THE PROBLEM: Reply with one number only: the count of lines below that contain the word "Features".

SUPPLIED INFORMATION:
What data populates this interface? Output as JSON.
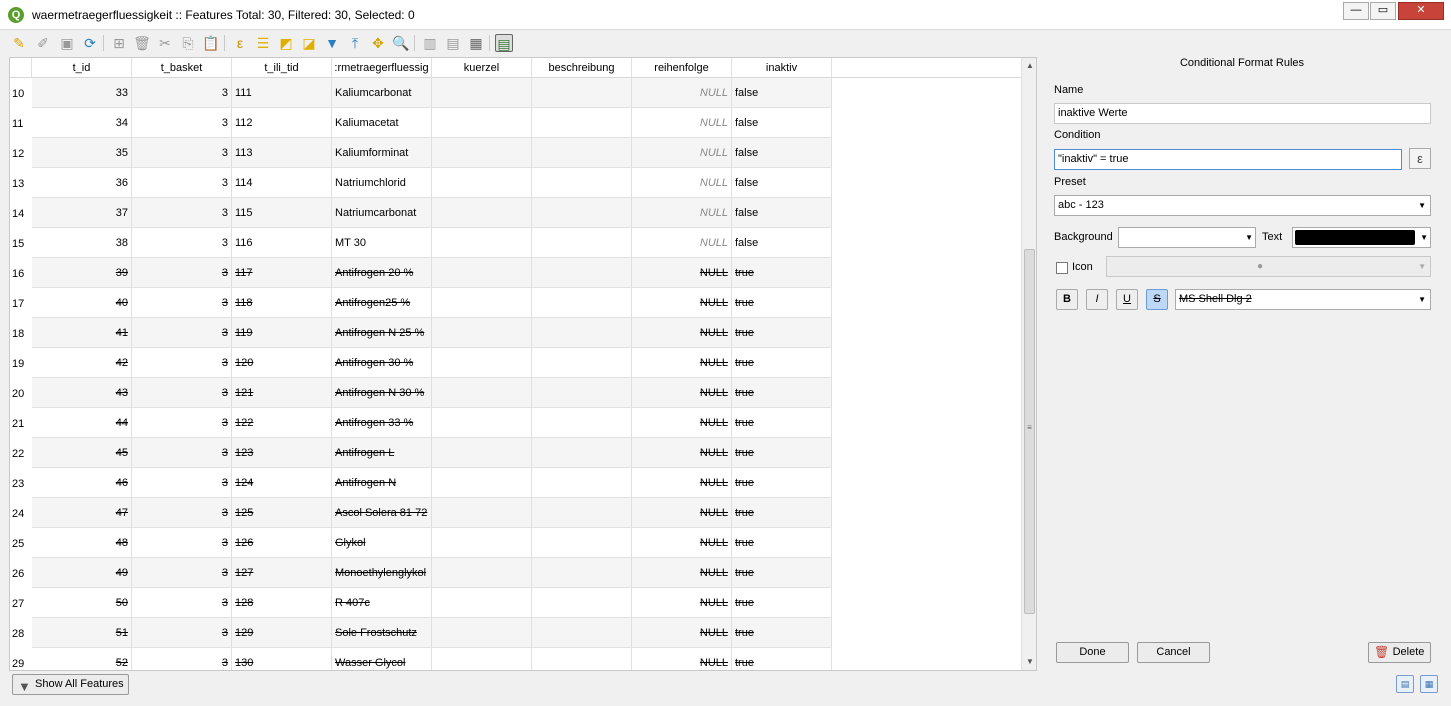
{
  "window": {
    "title": "waermetraegerfluessigkeit :: Features Total: 30, Filtered: 30, Selected: 0",
    "app_icon": "qgis-logo-icon"
  },
  "table": {
    "columns": [
      "t_id",
      "t_basket",
      "t_ili_tid",
      ":rmetraegerfluessig",
      "kuerzel",
      "beschreibung",
      "reihenfolge",
      "inaktiv"
    ],
    "rows": [
      {
        "num": "10",
        "t_id": "33",
        "t_basket": "3",
        "t_ili_tid": "111",
        "name": "Kaliumcarbonat",
        "kuerzel": "",
        "beschreibung": "",
        "reihenfolge": "NULL",
        "inaktiv": "false"
      },
      {
        "num": "11",
        "t_id": "34",
        "t_basket": "3",
        "t_ili_tid": "112",
        "name": "Kaliumacetat",
        "kuerzel": "",
        "beschreibung": "",
        "reihenfolge": "NULL",
        "inaktiv": "false"
      },
      {
        "num": "12",
        "t_id": "35",
        "t_basket": "3",
        "t_ili_tid": "113",
        "name": "Kaliumforminat",
        "kuerzel": "",
        "beschreibung": "",
        "reihenfolge": "NULL",
        "inaktiv": "false"
      },
      {
        "num": "13",
        "t_id": "36",
        "t_basket": "3",
        "t_ili_tid": "114",
        "name": "Natriumchlorid",
        "kuerzel": "",
        "beschreibung": "",
        "reihenfolge": "NULL",
        "inaktiv": "false"
      },
      {
        "num": "14",
        "t_id": "37",
        "t_basket": "3",
        "t_ili_tid": "115",
        "name": "Natriumcarbonat",
        "kuerzel": "",
        "beschreibung": "",
        "reihenfolge": "NULL",
        "inaktiv": "false"
      },
      {
        "num": "15",
        "t_id": "38",
        "t_basket": "3",
        "t_ili_tid": "116",
        "name": "MT 30",
        "kuerzel": "",
        "beschreibung": "",
        "reihenfolge": "NULL",
        "inaktiv": "false"
      },
      {
        "num": "16",
        "t_id": "39",
        "t_basket": "3",
        "t_ili_tid": "117",
        "name": "Antifrogen 20 %",
        "kuerzel": "",
        "beschreibung": "",
        "reihenfolge": "NULL",
        "inaktiv": "true"
      },
      {
        "num": "17",
        "t_id": "40",
        "t_basket": "3",
        "t_ili_tid": "118",
        "name": "Antifrogen25 %",
        "kuerzel": "",
        "beschreibung": "",
        "reihenfolge": "NULL",
        "inaktiv": "true"
      },
      {
        "num": "18",
        "t_id": "41",
        "t_basket": "3",
        "t_ili_tid": "119",
        "name": "Antifrogen N 25 %",
        "kuerzel": "",
        "beschreibung": "",
        "reihenfolge": "NULL",
        "inaktiv": "true"
      },
      {
        "num": "19",
        "t_id": "42",
        "t_basket": "3",
        "t_ili_tid": "120",
        "name": "Antifrogen 30 %",
        "kuerzel": "",
        "beschreibung": "",
        "reihenfolge": "NULL",
        "inaktiv": "true"
      },
      {
        "num": "20",
        "t_id": "43",
        "t_basket": "3",
        "t_ili_tid": "121",
        "name": "Antifrogen N 30 %",
        "kuerzel": "",
        "beschreibung": "",
        "reihenfolge": "NULL",
        "inaktiv": "true"
      },
      {
        "num": "21",
        "t_id": "44",
        "t_basket": "3",
        "t_ili_tid": "122",
        "name": "Antifrogen 33 %",
        "kuerzel": "",
        "beschreibung": "",
        "reihenfolge": "NULL",
        "inaktiv": "true"
      },
      {
        "num": "22",
        "t_id": "45",
        "t_basket": "3",
        "t_ili_tid": "123",
        "name": "Antifrogen L",
        "kuerzel": "",
        "beschreibung": "",
        "reihenfolge": "NULL",
        "inaktiv": "true"
      },
      {
        "num": "23",
        "t_id": "46",
        "t_basket": "3",
        "t_ili_tid": "124",
        "name": "Antifrogen N",
        "kuerzel": "",
        "beschreibung": "",
        "reihenfolge": "NULL",
        "inaktiv": "true"
      },
      {
        "num": "24",
        "t_id": "47",
        "t_basket": "3",
        "t_ili_tid": "125",
        "name": "Ascol Solera 81 72",
        "kuerzel": "",
        "beschreibung": "",
        "reihenfolge": "NULL",
        "inaktiv": "true"
      },
      {
        "num": "25",
        "t_id": "48",
        "t_basket": "3",
        "t_ili_tid": "126",
        "name": "Glykol",
        "kuerzel": "",
        "beschreibung": "",
        "reihenfolge": "NULL",
        "inaktiv": "true"
      },
      {
        "num": "26",
        "t_id": "49",
        "t_basket": "3",
        "t_ili_tid": "127",
        "name": "Monoethylenglykol",
        "kuerzel": "",
        "beschreibung": "",
        "reihenfolge": "NULL",
        "inaktiv": "true"
      },
      {
        "num": "27",
        "t_id": "50",
        "t_basket": "3",
        "t_ili_tid": "128",
        "name": "R 407c",
        "kuerzel": "",
        "beschreibung": "",
        "reihenfolge": "NULL",
        "inaktiv": "true"
      },
      {
        "num": "28",
        "t_id": "51",
        "t_basket": "3",
        "t_ili_tid": "129",
        "name": "Sole Frostschutz",
        "kuerzel": "",
        "beschreibung": "",
        "reihenfolge": "NULL",
        "inaktiv": "true"
      },
      {
        "num": "29",
        "t_id": "52",
        "t_basket": "3",
        "t_ili_tid": "130",
        "name": "Wasser Glycol",
        "kuerzel": "",
        "beschreibung": "",
        "reihenfolge": "NULL",
        "inaktiv": "true"
      }
    ]
  },
  "panel": {
    "title": "Conditional Format Rules",
    "name_label": "Name",
    "name_value": "inaktive Werte",
    "condition_label": "Condition",
    "condition_value": "\"inaktiv\" =  true",
    "expression_button": "ε",
    "preset_label": "Preset",
    "preset_value": "abc - 123",
    "background_label": "Background",
    "background_color": "#ffffff",
    "text_label": "Text",
    "text_color": "#000000",
    "icon_label": "Icon",
    "icon_checked": false,
    "bold": "B",
    "italic": "I",
    "underline": "U",
    "strike": "S",
    "font_value": "MS Shell Dlg 2",
    "done": "Done",
    "cancel": "Cancel",
    "delete": "Delete"
  },
  "footer": {
    "show_all": "Show All Features"
  }
}
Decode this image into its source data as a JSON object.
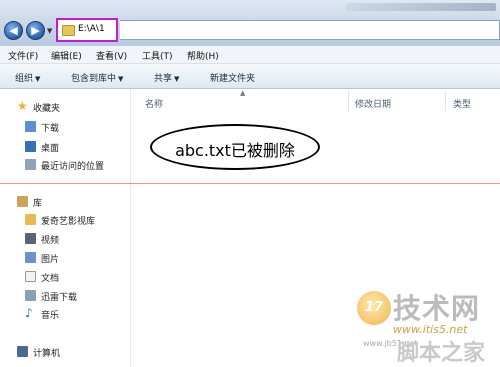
{
  "address": {
    "path": "E:\\A\\1"
  },
  "menu": [
    "文件(F)",
    "编辑(E)",
    "查看(V)",
    "工具(T)",
    "帮助(H)"
  ],
  "toolbar": {
    "organize": "组织",
    "include": "包含到库中",
    "share": "共享",
    "new_folder": "新建文件夹"
  },
  "nav": {
    "favorites": "收藏夹",
    "downloads": "下载",
    "desktop": "桌面",
    "recent": "最近访问的位置",
    "library": "库",
    "iqiyi": "爱奇艺影视库",
    "videos": "视频",
    "pictures": "图片",
    "documents": "文档",
    "xunlei": "迅雷下载",
    "music": "音乐",
    "computer": "计算机"
  },
  "columns": {
    "name": "名称",
    "modified": "修改日期",
    "type": "类型"
  },
  "annotation": "abc.txt已被删除",
  "watermark": {
    "logo": "17",
    "brand": "技术网",
    "url": "www.itis5.net",
    "brand2": "脚本之家",
    "url2": "www.jb51.net"
  },
  "colors": {
    "address_highlight": "#c21dc8",
    "divider": "#ff8a8a"
  }
}
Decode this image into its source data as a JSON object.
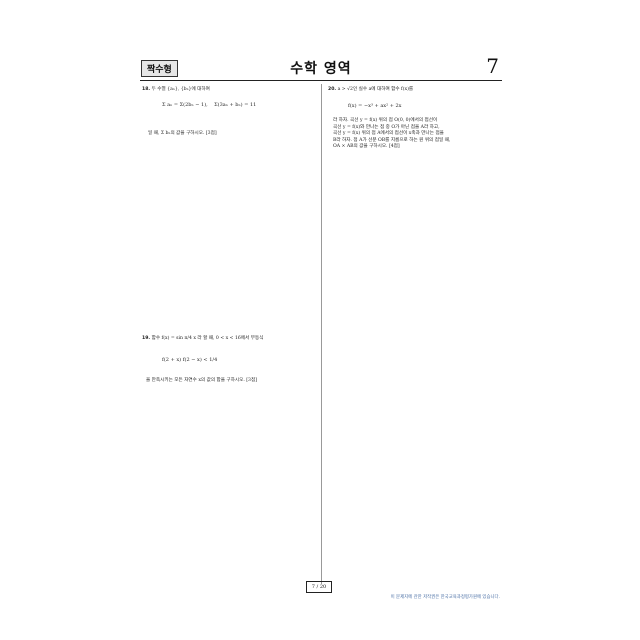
{
  "header": {
    "badge": "짝수형",
    "title": "수학 영역",
    "page_number": "7"
  },
  "questions": {
    "q18": {
      "number": "18.",
      "stem": "두 수열 {aₙ}, {bₙ}에 대하여",
      "eq_left": "Σ aₙ = Σ(2bₙ − 1),",
      "eq_right": "Σ(3aₙ + bₙ) = 11",
      "ask": "일 때, Σ bₙ의 값을 구하시오. [3점]"
    },
    "q19": {
      "number": "19.",
      "stem": "함수 f(x) = sin π/4 x 라 할 때, 0 < x < 16에서 부등식",
      "inequality": "f(2 + x) f(2 − x) < 1/4",
      "ask": "을 만족시키는 모든 자연수 x의 값의 합을 구하시오. [3점]"
    },
    "q20": {
      "number": "20.",
      "stem": "a > √2인 실수 a에 대하여 함수 f(x)를",
      "def": "f(x) = −x³ + ax² + 2x",
      "body_1": "라 하자. 곡선 y = f(x) 위의 점 O(0, 0)에서의 접선이",
      "body_2": "곡선 y = f(x)와 만나는 점 중 O가 아닌 점을 A라 하고,",
      "body_3": "곡선 y = f(x) 위의 점 A에서의 접선이 x축과 만나는 점을",
      "body_4": "B라 하자. 점 A가 선분 OB를 지름으로 하는 원 위의 점일 때,",
      "ask": "OA × AB의 값을 구하시오. [4점]"
    }
  },
  "footer": {
    "page_box": "7 / 20",
    "note": "이 문제지에 관한 저작권은 한국교육과정평가원에 있습니다."
  }
}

TASK SOLUTION: 2